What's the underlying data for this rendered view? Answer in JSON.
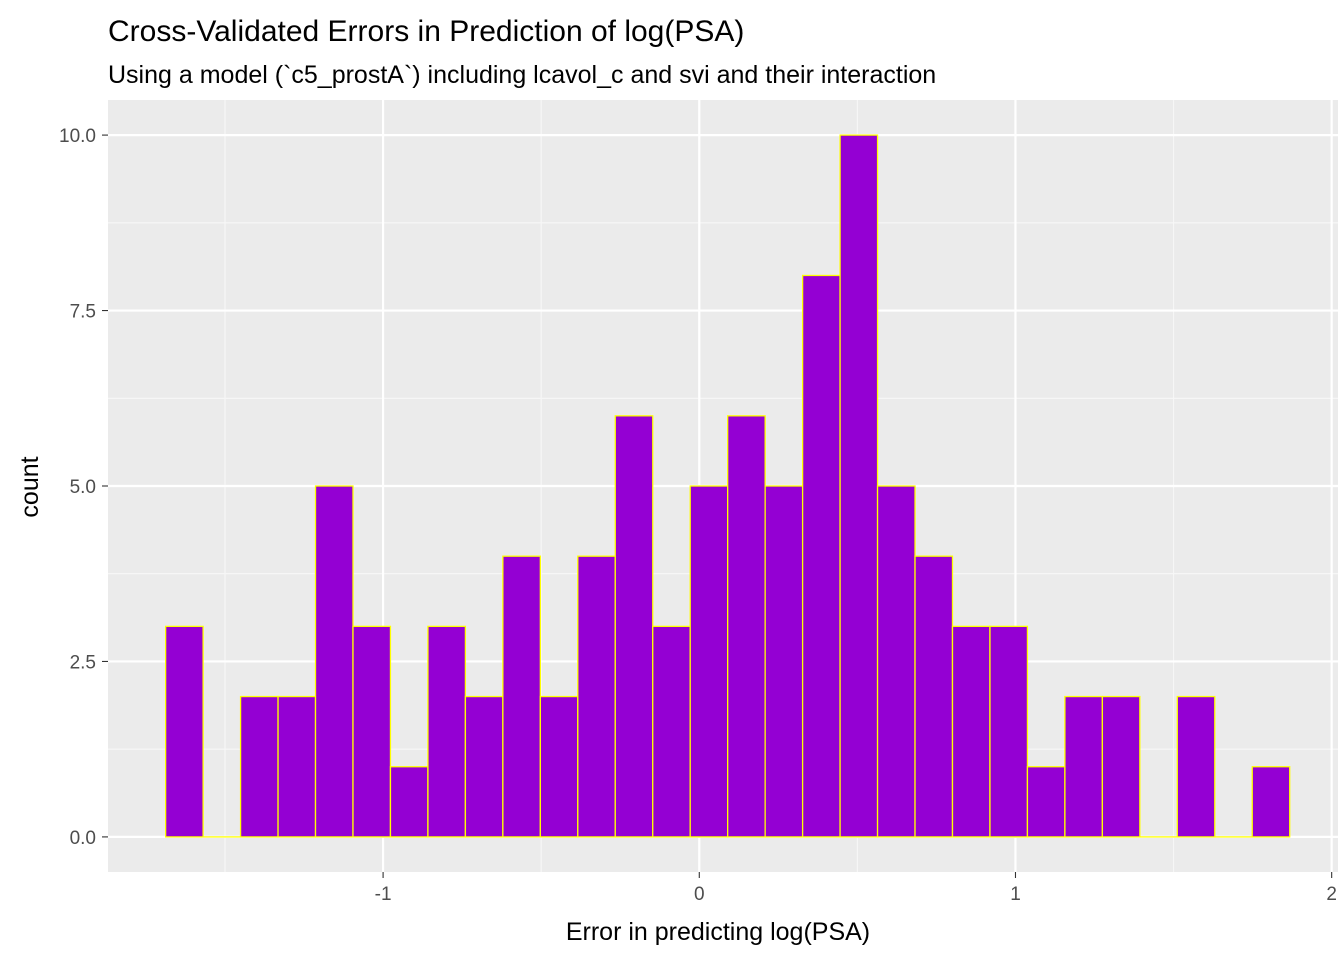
{
  "chart_data": {
    "type": "bar",
    "title": "Cross-Validated Errors in Prediction of log(PSA)",
    "subtitle": "Using a model (`c5_prostA`) including lcavol_c and svi and their interaction",
    "xlabel": "Error in predicting log(PSA)",
    "ylabel": "count",
    "xlim": [
      -1.87,
      2.02
    ],
    "ylim": [
      -0.5,
      10.5
    ],
    "x_ticks": [
      -1,
      0,
      1,
      2
    ],
    "x_tick_labels": [
      "-1",
      "0",
      "1",
      "2"
    ],
    "y_ticks": [
      0,
      2.5,
      5,
      7.5,
      10
    ],
    "y_tick_labels": [
      "0.0",
      "2.5",
      "5.0",
      "7.5",
      "10.0"
    ],
    "bin_width": 0.1185,
    "bin_start": -1.6877,
    "counts": [
      3,
      0,
      2,
      2,
      5,
      3,
      1,
      3,
      2,
      4,
      2,
      4,
      6,
      3,
      5,
      6,
      5,
      8,
      10,
      5,
      4,
      3,
      3,
      1,
      2,
      2,
      0,
      2,
      0,
      1
    ],
    "grid": true,
    "colors": {
      "panel_background": "#EBEBEB",
      "grid_major": "#FFFFFF",
      "grid_minor": "#F7F7F7",
      "bar_fill": "#9400D3",
      "bar_outline": "#FFFF00",
      "tick_text": "#4D4D4D",
      "tick_mark": "#333333"
    }
  }
}
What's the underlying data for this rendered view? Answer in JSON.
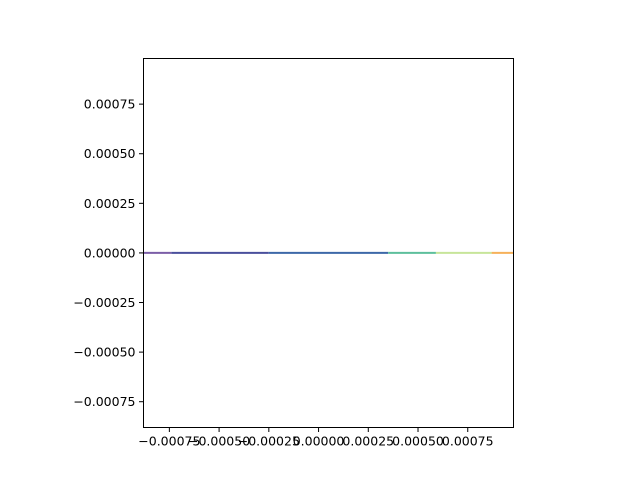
{
  "chart_data": {
    "type": "line",
    "title": "",
    "xlabel": "",
    "ylabel": "",
    "xlim": [
      -0.00088,
      0.00098
    ],
    "ylim": [
      -0.00088,
      0.00098
    ],
    "grid": false,
    "x_ticks": [
      -0.00075,
      -0.0005,
      -0.00025,
      0.0,
      0.00025,
      0.0005,
      0.00075
    ],
    "x_tick_labels": [
      "−0.00075",
      "−0.00050",
      "−0.00025",
      "0.00000",
      "0.00025",
      "0.00050",
      "0.00075"
    ],
    "y_ticks": [
      0.00075,
      0.0005,
      0.00025,
      0.0,
      -0.00025,
      -0.0005,
      -0.00075
    ],
    "y_tick_labels": [
      "0.00075",
      "0.00050",
      "0.00025",
      "0.00000",
      "−0.00025",
      "−0.00050",
      "−0.00075"
    ],
    "segments": [
      {
        "x": [
          -0.00088,
          -0.00074
        ],
        "y": [
          0,
          0
        ],
        "color": "#7b5ea7"
      },
      {
        "x": [
          -0.00074,
          -0.00025
        ],
        "y": [
          0,
          0
        ],
        "color": "#4a4f9c"
      },
      {
        "x": [
          -0.00025,
          0.00035
        ],
        "y": [
          0,
          0
        ],
        "color": "#3d68a8"
      },
      {
        "x": [
          0.00035,
          0.00059
        ],
        "y": [
          0,
          0
        ],
        "color": "#5dbf9c"
      },
      {
        "x": [
          0.00059,
          0.00087
        ],
        "y": [
          0,
          0
        ],
        "color": "#c7e59a"
      },
      {
        "x": [
          0.00087,
          0.00098
        ],
        "y": [
          0,
          0
        ],
        "color": "#f6b15a"
      }
    ]
  }
}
----------------------------------------
Goal: Write the listing out a second time exactly, dropping all images.

Final result:
What's the underlying data for this rendered view? Answer in JSON.
{
  "chart_data": {
    "type": "bar",
    "title": "Cross-Validated Errors in Prediction of log(PSA)",
    "subtitle": "Using a model (`c5_prostA`) including lcavol_c and svi and their interaction",
    "xlabel": "Error in predicting log(PSA)",
    "ylabel": "count",
    "xlim": [
      -1.87,
      2.02
    ],
    "ylim": [
      -0.5,
      10.5
    ],
    "x_ticks": [
      -1,
      0,
      1,
      2
    ],
    "x_tick_labels": [
      "-1",
      "0",
      "1",
      "2"
    ],
    "y_ticks": [
      0,
      2.5,
      5,
      7.5,
      10
    ],
    "y_tick_labels": [
      "0.0",
      "2.5",
      "5.0",
      "7.5",
      "10.0"
    ],
    "bin_width": 0.1185,
    "bin_start": -1.6877,
    "counts": [
      3,
      0,
      2,
      2,
      5,
      3,
      1,
      3,
      2,
      4,
      2,
      4,
      6,
      3,
      5,
      6,
      5,
      8,
      10,
      5,
      4,
      3,
      3,
      1,
      2,
      2,
      0,
      2,
      0,
      1
    ],
    "grid": true,
    "colors": {
      "panel_background": "#EBEBEB",
      "grid_major": "#FFFFFF",
      "grid_minor": "#F7F7F7",
      "bar_fill": "#9400D3",
      "bar_outline": "#FFFF00",
      "tick_text": "#4D4D4D",
      "tick_mark": "#333333"
    }
  }
}
What's the underlying data for this rendered view? Answer in JSON.
{
  "chart_data": {
    "type": "line",
    "title": "",
    "xlabel": "",
    "ylabel": "",
    "xlim": [
      -0.00088,
      0.00098
    ],
    "ylim": [
      -0.00088,
      0.00098
    ],
    "grid": false,
    "x_ticks": [
      -0.00075,
      -0.0005,
      -0.00025,
      0.0,
      0.00025,
      0.0005,
      0.00075
    ],
    "x_tick_labels": [
      "−0.00075",
      "−0.00050",
      "−0.00025",
      "0.00000",
      "0.00025",
      "0.00050",
      "0.00075"
    ],
    "y_ticks": [
      0.00075,
      0.0005,
      0.00025,
      0.0,
      -0.00025,
      -0.0005,
      -0.00075
    ],
    "y_tick_labels": [
      "0.00075",
      "0.00050",
      "0.00025",
      "0.00000",
      "−0.00025",
      "−0.00050",
      "−0.00075"
    ],
    "segments": [
      {
        "x": [
          -0.00088,
          -0.00074
        ],
        "y": [
          0,
          0
        ],
        "color": "#7b5ea7"
      },
      {
        "x": [
          -0.00074,
          -0.00025
        ],
        "y": [
          0,
          0
        ],
        "color": "#4a4f9c"
      },
      {
        "x": [
          -0.00025,
          0.00035
        ],
        "y": [
          0,
          0
        ],
        "color": "#3d68a8"
      },
      {
        "x": [
          0.00035,
          0.00059
        ],
        "y": [
          0,
          0
        ],
        "color": "#5dbf9c"
      },
      {
        "x": [
          0.00059,
          0.00087
        ],
        "y": [
          0,
          0
        ],
        "color": "#c7e59a"
      },
      {
        "x": [
          0.00087,
          0.00098
        ],
        "y": [
          0,
          0
        ],
        "color": "#f6b15a"
      }
    ]
  }
}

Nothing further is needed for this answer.